#### EXERCISE PROMPT:
Go through the entries one line at a time, and gather every line that has the word "object".
======
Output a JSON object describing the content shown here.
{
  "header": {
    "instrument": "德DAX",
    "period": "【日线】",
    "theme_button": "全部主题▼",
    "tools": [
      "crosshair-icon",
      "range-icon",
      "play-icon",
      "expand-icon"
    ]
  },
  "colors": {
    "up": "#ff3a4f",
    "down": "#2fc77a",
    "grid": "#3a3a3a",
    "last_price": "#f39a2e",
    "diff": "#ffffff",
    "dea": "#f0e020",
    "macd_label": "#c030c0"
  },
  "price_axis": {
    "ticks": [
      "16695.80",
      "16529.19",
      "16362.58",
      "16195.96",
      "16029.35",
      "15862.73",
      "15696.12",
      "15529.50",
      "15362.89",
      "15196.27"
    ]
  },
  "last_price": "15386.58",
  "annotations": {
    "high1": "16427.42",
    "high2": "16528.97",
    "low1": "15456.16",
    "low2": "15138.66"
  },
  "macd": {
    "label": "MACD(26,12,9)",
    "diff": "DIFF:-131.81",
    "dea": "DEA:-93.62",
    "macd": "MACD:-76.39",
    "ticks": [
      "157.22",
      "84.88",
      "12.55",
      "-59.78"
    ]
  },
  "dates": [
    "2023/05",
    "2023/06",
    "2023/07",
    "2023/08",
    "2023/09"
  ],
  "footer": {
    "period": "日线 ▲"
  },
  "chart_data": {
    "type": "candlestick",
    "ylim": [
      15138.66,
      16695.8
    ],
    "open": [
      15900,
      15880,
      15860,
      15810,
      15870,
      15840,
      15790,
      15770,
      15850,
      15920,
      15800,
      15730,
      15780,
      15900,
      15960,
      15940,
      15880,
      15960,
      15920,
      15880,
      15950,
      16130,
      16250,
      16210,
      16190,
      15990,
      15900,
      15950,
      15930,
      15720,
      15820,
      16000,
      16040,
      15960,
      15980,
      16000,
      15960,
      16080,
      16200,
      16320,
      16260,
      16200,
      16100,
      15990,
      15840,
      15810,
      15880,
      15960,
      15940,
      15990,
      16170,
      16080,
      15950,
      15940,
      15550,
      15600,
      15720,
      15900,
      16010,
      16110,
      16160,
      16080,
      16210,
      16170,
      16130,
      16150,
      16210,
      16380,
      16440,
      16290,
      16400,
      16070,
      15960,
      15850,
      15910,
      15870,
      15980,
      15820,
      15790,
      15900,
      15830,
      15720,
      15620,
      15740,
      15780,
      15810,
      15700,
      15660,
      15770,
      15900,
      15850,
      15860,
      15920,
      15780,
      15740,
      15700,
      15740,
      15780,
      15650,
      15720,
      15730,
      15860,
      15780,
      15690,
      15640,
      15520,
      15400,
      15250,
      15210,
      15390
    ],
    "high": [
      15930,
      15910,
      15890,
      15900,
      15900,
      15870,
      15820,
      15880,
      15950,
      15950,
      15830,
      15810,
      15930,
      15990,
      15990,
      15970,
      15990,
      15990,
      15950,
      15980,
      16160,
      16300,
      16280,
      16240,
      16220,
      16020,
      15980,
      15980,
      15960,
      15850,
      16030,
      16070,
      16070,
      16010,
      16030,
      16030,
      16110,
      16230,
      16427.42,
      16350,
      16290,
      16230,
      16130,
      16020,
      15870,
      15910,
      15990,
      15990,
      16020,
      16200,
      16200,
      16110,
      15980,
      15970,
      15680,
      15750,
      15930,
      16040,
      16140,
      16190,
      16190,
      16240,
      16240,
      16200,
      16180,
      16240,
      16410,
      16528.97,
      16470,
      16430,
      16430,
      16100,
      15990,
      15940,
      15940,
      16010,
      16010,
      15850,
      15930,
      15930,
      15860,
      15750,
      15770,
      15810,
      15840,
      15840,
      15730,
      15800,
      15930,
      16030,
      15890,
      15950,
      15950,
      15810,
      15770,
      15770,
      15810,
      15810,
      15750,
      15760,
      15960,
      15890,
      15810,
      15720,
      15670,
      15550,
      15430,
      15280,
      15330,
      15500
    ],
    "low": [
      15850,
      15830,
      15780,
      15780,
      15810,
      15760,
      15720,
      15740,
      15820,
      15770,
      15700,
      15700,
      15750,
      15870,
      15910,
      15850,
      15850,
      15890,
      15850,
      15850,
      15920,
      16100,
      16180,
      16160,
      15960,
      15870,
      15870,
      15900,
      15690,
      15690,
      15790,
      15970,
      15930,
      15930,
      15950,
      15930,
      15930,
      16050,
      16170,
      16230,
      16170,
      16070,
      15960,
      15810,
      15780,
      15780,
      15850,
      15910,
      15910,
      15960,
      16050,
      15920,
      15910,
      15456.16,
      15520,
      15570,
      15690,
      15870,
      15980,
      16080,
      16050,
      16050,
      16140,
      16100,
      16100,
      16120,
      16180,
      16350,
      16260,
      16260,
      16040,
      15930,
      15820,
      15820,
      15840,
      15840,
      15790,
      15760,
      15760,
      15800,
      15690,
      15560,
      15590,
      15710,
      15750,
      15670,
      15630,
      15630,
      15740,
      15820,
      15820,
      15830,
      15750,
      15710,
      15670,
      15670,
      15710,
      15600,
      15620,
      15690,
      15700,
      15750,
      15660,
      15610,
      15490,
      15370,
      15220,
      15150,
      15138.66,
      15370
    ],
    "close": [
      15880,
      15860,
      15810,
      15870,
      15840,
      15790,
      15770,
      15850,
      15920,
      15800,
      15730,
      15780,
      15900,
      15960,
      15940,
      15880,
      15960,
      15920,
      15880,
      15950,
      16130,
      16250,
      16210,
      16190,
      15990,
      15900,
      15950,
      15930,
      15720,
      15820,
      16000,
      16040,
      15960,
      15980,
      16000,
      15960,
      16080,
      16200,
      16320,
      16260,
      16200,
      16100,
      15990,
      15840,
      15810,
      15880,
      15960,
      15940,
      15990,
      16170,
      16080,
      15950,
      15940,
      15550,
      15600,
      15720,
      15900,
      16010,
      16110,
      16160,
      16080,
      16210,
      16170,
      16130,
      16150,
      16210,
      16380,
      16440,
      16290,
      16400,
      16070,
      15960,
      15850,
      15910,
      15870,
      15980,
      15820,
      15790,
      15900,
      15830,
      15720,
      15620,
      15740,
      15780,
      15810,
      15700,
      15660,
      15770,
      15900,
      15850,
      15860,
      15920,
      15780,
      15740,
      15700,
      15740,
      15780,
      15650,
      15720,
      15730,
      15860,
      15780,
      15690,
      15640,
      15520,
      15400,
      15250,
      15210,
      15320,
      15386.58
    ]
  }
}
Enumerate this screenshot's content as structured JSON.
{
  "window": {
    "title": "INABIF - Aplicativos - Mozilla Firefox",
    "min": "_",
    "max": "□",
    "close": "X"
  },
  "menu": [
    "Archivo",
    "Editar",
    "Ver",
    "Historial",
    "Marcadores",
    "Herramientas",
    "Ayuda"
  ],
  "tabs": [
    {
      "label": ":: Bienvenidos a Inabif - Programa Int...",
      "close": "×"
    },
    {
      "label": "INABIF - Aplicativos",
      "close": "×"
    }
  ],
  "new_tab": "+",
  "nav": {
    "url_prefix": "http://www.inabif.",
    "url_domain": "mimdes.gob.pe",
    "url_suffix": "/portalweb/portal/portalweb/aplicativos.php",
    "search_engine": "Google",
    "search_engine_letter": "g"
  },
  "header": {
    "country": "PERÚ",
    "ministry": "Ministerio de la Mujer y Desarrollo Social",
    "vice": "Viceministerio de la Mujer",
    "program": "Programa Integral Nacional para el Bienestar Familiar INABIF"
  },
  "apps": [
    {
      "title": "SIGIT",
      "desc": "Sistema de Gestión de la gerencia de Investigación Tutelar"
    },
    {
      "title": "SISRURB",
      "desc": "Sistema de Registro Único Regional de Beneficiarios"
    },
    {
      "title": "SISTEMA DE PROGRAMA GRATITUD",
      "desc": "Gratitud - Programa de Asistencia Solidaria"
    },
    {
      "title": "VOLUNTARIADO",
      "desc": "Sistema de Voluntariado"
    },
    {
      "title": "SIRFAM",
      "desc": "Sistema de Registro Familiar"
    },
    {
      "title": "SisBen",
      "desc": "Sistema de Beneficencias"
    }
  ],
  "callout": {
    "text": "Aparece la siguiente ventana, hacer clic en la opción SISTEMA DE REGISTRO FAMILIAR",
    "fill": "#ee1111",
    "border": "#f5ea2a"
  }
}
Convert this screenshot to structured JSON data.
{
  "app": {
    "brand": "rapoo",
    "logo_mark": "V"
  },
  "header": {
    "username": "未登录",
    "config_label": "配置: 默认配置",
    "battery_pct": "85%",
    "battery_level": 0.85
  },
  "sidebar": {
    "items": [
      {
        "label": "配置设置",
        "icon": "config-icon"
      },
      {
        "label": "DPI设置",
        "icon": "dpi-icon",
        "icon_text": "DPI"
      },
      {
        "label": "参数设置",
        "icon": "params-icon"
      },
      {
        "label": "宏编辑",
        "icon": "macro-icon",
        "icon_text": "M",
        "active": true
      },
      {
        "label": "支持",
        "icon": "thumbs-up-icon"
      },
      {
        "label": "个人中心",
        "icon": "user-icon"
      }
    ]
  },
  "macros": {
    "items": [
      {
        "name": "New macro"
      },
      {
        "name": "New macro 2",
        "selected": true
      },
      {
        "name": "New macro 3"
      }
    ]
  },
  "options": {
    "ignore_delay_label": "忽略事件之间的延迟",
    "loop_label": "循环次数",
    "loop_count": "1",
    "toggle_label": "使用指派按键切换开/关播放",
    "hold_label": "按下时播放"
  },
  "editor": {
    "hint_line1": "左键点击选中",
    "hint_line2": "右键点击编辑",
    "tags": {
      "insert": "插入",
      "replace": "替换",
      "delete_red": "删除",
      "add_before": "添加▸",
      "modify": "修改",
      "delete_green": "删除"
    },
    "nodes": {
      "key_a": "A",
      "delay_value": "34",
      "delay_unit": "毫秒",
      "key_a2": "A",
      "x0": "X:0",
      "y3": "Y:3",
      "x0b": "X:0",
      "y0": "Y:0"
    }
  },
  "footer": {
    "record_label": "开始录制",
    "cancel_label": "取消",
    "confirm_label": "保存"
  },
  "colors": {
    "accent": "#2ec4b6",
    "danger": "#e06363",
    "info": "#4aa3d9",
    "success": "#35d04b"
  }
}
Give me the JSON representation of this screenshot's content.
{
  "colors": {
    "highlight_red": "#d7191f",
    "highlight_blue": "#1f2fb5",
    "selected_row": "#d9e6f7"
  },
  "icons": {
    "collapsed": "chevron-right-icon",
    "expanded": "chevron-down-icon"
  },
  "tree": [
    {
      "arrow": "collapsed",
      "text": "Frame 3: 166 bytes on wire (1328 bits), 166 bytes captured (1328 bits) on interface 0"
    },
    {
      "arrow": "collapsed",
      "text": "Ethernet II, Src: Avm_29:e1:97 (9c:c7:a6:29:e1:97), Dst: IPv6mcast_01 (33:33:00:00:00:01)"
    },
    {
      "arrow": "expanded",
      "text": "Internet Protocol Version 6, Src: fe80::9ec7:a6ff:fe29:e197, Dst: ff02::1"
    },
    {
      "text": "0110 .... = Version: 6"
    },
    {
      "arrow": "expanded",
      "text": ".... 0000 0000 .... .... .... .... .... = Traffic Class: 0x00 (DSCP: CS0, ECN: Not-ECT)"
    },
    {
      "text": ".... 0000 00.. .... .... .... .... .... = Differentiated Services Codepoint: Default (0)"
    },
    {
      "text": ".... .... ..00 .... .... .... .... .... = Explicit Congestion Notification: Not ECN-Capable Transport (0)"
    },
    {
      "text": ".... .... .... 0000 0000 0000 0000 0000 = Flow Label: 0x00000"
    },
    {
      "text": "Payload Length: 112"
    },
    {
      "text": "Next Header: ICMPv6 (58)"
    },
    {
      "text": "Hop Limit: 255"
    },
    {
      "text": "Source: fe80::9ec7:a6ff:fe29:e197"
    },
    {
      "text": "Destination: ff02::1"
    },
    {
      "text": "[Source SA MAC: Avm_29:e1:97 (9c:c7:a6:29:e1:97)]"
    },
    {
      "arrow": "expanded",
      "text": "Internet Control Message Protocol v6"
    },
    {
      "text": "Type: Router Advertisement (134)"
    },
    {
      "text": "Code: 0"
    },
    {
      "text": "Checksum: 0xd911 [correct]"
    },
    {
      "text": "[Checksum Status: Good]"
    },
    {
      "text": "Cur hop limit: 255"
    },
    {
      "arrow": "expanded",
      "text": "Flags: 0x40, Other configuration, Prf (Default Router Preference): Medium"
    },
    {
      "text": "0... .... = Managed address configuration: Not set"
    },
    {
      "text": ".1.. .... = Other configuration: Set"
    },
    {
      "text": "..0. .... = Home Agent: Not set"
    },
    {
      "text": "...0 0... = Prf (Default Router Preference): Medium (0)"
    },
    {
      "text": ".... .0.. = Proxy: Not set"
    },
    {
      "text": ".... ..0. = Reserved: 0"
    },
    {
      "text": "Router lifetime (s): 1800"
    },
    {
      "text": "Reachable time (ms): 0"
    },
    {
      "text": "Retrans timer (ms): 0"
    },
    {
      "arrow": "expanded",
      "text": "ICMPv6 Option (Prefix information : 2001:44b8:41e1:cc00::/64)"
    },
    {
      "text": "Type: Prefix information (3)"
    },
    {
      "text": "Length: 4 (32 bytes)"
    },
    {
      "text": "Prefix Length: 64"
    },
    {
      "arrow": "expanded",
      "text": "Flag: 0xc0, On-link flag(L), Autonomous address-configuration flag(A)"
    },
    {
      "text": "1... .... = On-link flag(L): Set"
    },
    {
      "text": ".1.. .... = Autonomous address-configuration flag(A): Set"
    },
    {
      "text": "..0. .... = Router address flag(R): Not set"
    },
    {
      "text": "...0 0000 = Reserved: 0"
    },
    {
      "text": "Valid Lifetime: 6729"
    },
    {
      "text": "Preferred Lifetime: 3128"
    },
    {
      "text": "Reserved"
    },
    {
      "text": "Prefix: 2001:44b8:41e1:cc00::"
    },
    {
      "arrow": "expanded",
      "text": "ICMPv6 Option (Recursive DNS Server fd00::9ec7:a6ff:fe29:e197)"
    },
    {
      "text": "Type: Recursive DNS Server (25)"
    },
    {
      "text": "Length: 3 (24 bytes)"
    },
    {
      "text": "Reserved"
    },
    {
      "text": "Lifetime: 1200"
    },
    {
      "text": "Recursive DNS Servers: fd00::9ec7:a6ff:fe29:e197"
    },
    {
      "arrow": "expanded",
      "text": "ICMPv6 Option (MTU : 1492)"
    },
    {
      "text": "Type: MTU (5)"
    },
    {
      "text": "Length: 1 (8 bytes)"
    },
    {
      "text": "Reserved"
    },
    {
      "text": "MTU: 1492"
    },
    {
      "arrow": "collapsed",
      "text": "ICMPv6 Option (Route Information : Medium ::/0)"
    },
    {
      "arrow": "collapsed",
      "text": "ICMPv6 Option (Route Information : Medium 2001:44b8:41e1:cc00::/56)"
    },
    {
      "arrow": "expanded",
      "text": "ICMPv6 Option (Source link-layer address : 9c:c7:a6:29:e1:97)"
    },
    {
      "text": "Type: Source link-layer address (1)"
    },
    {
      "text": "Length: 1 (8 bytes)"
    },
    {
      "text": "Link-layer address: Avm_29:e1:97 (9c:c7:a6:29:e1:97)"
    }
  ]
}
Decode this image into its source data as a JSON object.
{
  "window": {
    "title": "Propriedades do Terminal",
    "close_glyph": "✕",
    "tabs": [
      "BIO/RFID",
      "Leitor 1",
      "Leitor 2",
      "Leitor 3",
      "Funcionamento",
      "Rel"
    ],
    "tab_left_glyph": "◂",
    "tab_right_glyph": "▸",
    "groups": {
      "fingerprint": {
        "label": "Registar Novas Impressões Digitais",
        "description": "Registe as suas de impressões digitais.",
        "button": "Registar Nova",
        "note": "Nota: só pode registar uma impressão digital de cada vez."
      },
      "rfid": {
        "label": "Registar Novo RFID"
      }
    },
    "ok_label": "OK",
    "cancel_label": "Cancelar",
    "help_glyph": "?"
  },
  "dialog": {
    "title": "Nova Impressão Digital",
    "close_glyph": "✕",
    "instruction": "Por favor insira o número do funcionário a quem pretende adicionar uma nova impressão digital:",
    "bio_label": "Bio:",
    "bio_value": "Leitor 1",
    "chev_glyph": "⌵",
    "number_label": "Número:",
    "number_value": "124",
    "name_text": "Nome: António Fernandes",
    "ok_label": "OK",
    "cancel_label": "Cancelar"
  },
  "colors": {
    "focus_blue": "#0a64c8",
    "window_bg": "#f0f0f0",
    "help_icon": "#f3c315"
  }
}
======
#### SOLUTION BELOW:
Output a JSON object describing the content shown here.
Decode this image into its source data as a JSON object.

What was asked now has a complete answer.